Figure record extracts:
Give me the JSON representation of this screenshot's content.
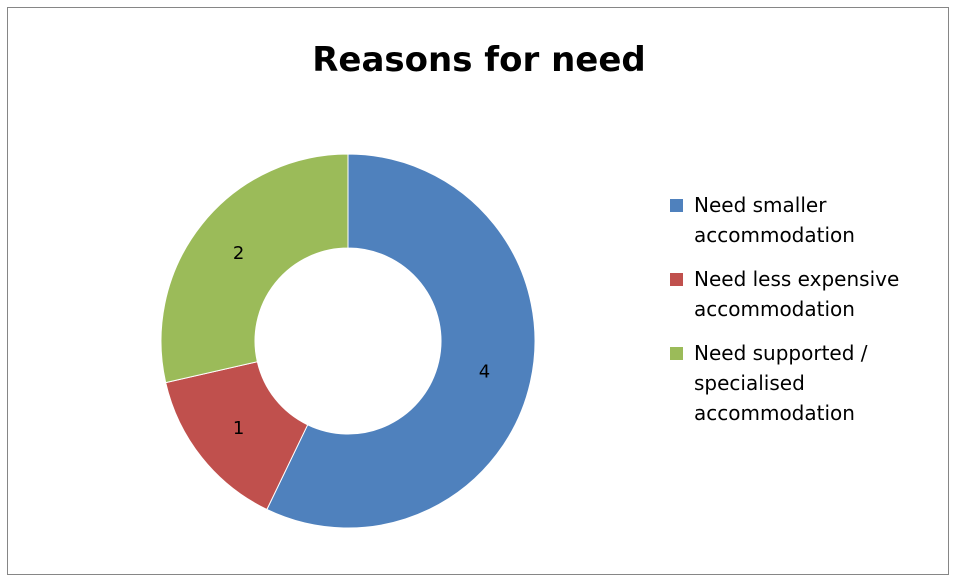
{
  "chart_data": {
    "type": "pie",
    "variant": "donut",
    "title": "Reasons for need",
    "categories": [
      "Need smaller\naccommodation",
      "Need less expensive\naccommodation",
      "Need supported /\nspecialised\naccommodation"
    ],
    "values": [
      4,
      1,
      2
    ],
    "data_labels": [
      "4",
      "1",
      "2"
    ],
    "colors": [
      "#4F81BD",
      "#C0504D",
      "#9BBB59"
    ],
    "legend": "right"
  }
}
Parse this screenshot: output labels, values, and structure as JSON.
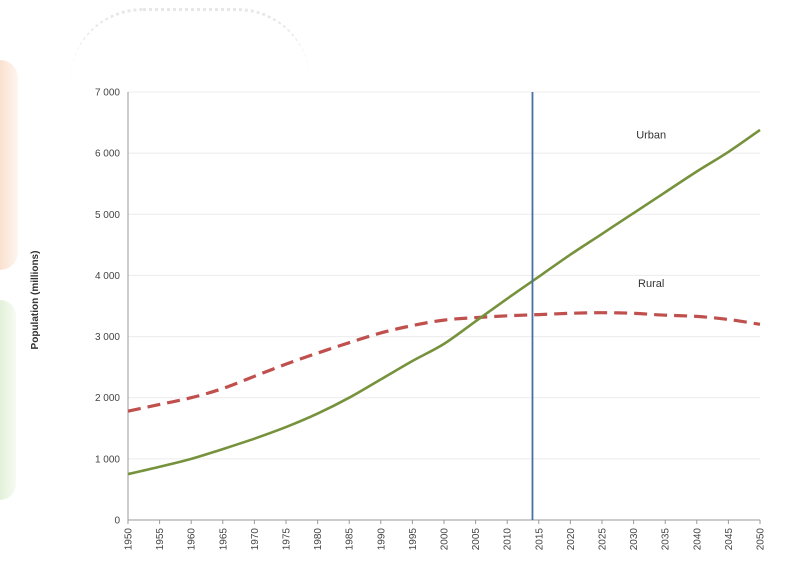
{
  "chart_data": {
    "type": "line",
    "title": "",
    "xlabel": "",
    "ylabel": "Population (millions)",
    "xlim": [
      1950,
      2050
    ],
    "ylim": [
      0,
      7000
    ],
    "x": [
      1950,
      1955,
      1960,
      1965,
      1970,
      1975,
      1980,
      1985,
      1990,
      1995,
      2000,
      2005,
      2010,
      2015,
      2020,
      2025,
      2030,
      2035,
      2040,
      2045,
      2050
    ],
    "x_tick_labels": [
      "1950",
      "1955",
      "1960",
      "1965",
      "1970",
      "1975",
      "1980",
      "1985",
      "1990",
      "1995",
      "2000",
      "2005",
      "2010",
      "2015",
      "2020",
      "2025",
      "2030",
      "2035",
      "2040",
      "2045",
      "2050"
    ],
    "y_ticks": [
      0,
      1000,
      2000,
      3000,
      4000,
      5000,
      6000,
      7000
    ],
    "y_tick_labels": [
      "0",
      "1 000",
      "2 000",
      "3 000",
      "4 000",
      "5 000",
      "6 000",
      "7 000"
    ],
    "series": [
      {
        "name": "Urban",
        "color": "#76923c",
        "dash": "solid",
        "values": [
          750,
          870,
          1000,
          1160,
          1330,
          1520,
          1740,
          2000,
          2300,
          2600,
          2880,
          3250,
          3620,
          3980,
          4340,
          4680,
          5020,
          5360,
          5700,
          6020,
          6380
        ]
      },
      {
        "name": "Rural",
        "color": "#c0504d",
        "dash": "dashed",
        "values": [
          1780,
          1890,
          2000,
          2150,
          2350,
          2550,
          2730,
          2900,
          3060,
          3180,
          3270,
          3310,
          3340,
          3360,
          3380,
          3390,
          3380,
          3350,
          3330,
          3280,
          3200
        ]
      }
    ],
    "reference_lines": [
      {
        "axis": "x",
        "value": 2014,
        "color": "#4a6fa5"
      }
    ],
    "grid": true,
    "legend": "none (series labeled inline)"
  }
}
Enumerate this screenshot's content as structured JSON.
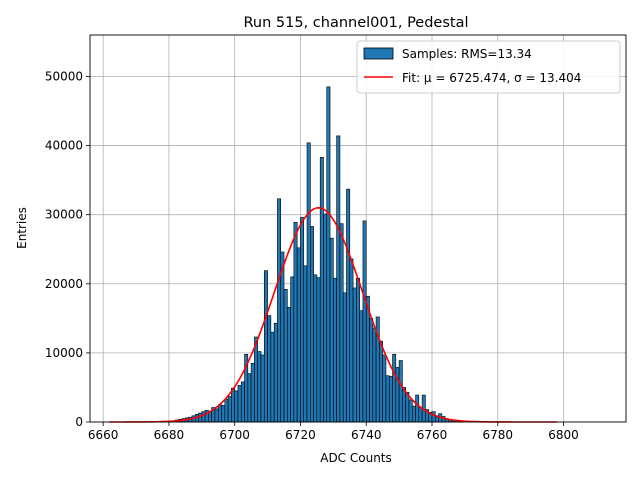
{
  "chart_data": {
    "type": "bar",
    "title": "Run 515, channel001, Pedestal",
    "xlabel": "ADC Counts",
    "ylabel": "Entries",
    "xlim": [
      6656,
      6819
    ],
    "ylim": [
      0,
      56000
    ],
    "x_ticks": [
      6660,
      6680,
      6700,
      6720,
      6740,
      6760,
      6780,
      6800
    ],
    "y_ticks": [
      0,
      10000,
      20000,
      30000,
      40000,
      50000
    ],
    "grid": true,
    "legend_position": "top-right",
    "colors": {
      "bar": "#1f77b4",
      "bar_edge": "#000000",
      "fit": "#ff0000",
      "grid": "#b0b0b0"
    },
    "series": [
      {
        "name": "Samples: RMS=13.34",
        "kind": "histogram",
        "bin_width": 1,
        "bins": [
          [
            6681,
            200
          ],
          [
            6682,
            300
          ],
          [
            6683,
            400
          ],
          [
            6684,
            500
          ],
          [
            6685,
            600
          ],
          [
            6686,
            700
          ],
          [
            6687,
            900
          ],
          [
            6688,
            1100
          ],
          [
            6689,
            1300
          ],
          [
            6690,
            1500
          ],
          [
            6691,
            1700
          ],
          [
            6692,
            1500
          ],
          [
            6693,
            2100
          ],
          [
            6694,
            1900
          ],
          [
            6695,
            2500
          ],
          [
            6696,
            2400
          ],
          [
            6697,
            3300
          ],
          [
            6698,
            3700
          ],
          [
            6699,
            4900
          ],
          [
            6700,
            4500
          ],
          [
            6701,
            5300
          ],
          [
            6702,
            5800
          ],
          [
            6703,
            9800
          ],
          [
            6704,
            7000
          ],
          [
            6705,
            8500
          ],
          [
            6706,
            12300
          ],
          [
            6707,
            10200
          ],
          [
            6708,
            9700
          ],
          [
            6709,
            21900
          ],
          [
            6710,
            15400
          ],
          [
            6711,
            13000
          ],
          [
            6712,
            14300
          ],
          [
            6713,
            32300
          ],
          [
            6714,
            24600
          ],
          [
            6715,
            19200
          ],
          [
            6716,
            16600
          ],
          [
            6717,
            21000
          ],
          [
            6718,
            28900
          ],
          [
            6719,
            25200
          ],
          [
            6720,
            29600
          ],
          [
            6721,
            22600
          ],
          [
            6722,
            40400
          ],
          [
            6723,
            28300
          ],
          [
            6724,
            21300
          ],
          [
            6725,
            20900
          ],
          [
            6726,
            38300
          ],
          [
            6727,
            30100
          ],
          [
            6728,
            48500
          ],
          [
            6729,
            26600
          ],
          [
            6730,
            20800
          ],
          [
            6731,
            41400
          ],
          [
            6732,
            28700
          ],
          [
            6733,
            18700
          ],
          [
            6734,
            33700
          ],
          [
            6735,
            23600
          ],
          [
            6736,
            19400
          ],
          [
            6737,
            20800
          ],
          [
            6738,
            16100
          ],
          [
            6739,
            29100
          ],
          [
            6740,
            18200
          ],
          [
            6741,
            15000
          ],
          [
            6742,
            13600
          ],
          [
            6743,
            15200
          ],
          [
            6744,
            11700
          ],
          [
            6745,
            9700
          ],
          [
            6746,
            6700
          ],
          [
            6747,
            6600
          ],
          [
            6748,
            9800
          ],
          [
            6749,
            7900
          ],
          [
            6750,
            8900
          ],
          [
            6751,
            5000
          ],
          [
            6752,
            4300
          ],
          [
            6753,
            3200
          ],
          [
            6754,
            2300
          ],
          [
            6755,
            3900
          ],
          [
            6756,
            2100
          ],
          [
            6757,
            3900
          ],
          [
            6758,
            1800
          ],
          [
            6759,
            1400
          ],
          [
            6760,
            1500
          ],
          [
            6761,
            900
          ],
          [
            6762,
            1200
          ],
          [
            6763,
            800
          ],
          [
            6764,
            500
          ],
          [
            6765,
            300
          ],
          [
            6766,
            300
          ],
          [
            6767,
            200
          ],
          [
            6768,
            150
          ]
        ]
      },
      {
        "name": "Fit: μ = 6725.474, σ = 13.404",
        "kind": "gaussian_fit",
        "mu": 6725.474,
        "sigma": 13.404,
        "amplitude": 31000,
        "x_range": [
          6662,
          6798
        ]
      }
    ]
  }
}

**Instructions to follow**
Can the entries above be repeated exactly, without their pictures?

**Solution for this exercise**
Give me the JSON representation of this screenshot's content.
{
  "chart_data": {
    "type": "pie",
    "variant": "donut",
    "title": "Reasons for need",
    "categories": [
      "Need smaller\naccommodation",
      "Need less expensive\naccommodation",
      "Need supported /\nspecialised\naccommodation"
    ],
    "values": [
      4,
      1,
      2
    ],
    "data_labels": [
      "4",
      "1",
      "2"
    ],
    "colors": [
      "#4F81BD",
      "#C0504D",
      "#9BBB59"
    ],
    "legend": "right"
  }
}
Parse this screenshot: output labels, values, and structure as JSON.
{
  "chart_data": {
    "type": "line",
    "title": "",
    "xlabel": "",
    "ylabel": "Population (millions)",
    "xlim": [
      1950,
      2050
    ],
    "ylim": [
      0,
      7000
    ],
    "x": [
      1950,
      1955,
      1960,
      1965,
      1970,
      1975,
      1980,
      1985,
      1990,
      1995,
      2000,
      2005,
      2010,
      2015,
      2020,
      2025,
      2030,
      2035,
      2040,
      2045,
      2050
    ],
    "x_tick_labels": [
      "1950",
      "1955",
      "1960",
      "1965",
      "1970",
      "1975",
      "1980",
      "1985",
      "1990",
      "1995",
      "2000",
      "2005",
      "2010",
      "2015",
      "2020",
      "2025",
      "2030",
      "2035",
      "2040",
      "2045",
      "2050"
    ],
    "y_ticks": [
      0,
      1000,
      2000,
      3000,
      4000,
      5000,
      6000,
      7000
    ],
    "y_tick_labels": [
      "0",
      "1 000",
      "2 000",
      "3 000",
      "4 000",
      "5 000",
      "6 000",
      "7 000"
    ],
    "series": [
      {
        "name": "Urban",
        "color": "#76923c",
        "dash": "solid",
        "values": [
          750,
          870,
          1000,
          1160,
          1330,
          1520,
          1740,
          2000,
          2300,
          2600,
          2880,
          3250,
          3620,
          3980,
          4340,
          4680,
          5020,
          5360,
          5700,
          6020,
          6380
        ]
      },
      {
        "name": "Rural",
        "color": "#c0504d",
        "dash": "dashed",
        "values": [
          1780,
          1890,
          2000,
          2150,
          2350,
          2550,
          2730,
          2900,
          3060,
          3180,
          3270,
          3310,
          3340,
          3360,
          3380,
          3390,
          3380,
          3350,
          3330,
          3280,
          3200
        ]
      }
    ],
    "reference_lines": [
      {
        "axis": "x",
        "value": 2014,
        "color": "#4a6fa5"
      }
    ],
    "grid": true,
    "legend": "none (series labeled inline)"
  }
}
Enumerate this screenshot's content as structured JSON.
{
  "chart_data": {
    "type": "bar",
    "title": "Run 515, channel001, Pedestal",
    "xlabel": "ADC Counts",
    "ylabel": "Entries",
    "xlim": [
      6656,
      6819
    ],
    "ylim": [
      0,
      56000
    ],
    "x_ticks": [
      6660,
      6680,
      6700,
      6720,
      6740,
      6760,
      6780,
      6800
    ],
    "y_ticks": [
      0,
      10000,
      20000,
      30000,
      40000,
      50000
    ],
    "grid": true,
    "legend_position": "top-right",
    "colors": {
      "bar": "#1f77b4",
      "bar_edge": "#000000",
      "fit": "#ff0000",
      "grid": "#b0b0b0"
    },
    "series": [
      {
        "name": "Samples: RMS=13.34",
        "kind": "histogram",
        "bin_width": 1,
        "bins": [
          [
            6681,
            200
          ],
          [
            6682,
            300
          ],
          [
            6683,
            400
          ],
          [
            6684,
            500
          ],
          [
            6685,
            600
          ],
          [
            6686,
            700
          ],
          [
            6687,
            900
          ],
          [
            6688,
            1100
          ],
          [
            6689,
            1300
          ],
          [
            6690,
            1500
          ],
          [
            6691,
            1700
          ],
          [
            6692,
            1500
          ],
          [
            6693,
            2100
          ],
          [
            6694,
            1900
          ],
          [
            6695,
            2500
          ],
          [
            6696,
            2400
          ],
          [
            6697,
            3300
          ],
          [
            6698,
            3700
          ],
          [
            6699,
            4900
          ],
          [
            6700,
            4500
          ],
          [
            6701,
            5300
          ],
          [
            6702,
            5800
          ],
          [
            6703,
            9800
          ],
          [
            6704,
            7000
          ],
          [
            6705,
            8500
          ],
          [
            6706,
            12300
          ],
          [
            6707,
            10200
          ],
          [
            6708,
            9700
          ],
          [
            6709,
            21900
          ],
          [
            6710,
            15400
          ],
          [
            6711,
            13000
          ],
          [
            6712,
            14300
          ],
          [
            6713,
            32300
          ],
          [
            6714,
            24600
          ],
          [
            6715,
            19200
          ],
          [
            6716,
            16600
          ],
          [
            6717,
            21000
          ],
          [
            6718,
            28900
          ],
          [
            6719,
            25200
          ],
          [
            6720,
            29600
          ],
          [
            6721,
            22600
          ],
          [
            6722,
            40400
          ],
          [
            6723,
            28300
          ],
          [
            6724,
            21300
          ],
          [
            6725,
            20900
          ],
          [
            6726,
            38300
          ],
          [
            6727,
            30100
          ],
          [
            6728,
            48500
          ],
          [
            6729,
            26600
          ],
          [
            6730,
            20800
          ],
          [
            6731,
            41400
          ],
          [
            6732,
            28700
          ],
          [
            6733,
            18700
          ],
          [
            6734,
            33700
          ],
          [
            6735,
            23600
          ],
          [
            6736,
            19400
          ],
          [
            6737,
            20800
          ],
          [
            6738,
            16100
          ],
          [
            6739,
            29100
          ],
          [
            6740,
            18200
          ],
          [
            6741,
            15000
          ],
          [
            6742,
            13600
          ],
          [
            6743,
            15200
          ],
          [
            6744,
            11700
          ],
          [
            6745,
            9700
          ],
          [
            6746,
            6700
          ],
          [
            6747,
            6600
          ],
          [
            6748,
            9800
          ],
          [
            6749,
            7900
          ],
          [
            6750,
            8900
          ],
          [
            6751,
            5000
          ],
          [
            6752,
            4300
          ],
          [
            6753,
            3200
          ],
          [
            6754,
            2300
          ],
          [
            6755,
            3900
          ],
          [
            6756,
            2100
          ],
          [
            6757,
            3900
          ],
          [
            6758,
            1800
          ],
          [
            6759,
            1400
          ],
          [
            6760,
            1500
          ],
          [
            6761,
            900
          ],
          [
            6762,
            1200
          ],
          [
            6763,
            800
          ],
          [
            6764,
            500
          ],
          [
            6765,
            300
          ],
          [
            6766,
            300
          ],
          [
            6767,
            200
          ],
          [
            6768,
            150
          ]
        ]
      },
      {
        "name": "Fit: μ = 6725.474, σ = 13.404",
        "kind": "gaussian_fit",
        "mu": 6725.474,
        "sigma": 13.404,
        "amplitude": 31000,
        "x_range": [
          6662,
          6798
        ]
      }
    ]
  }
}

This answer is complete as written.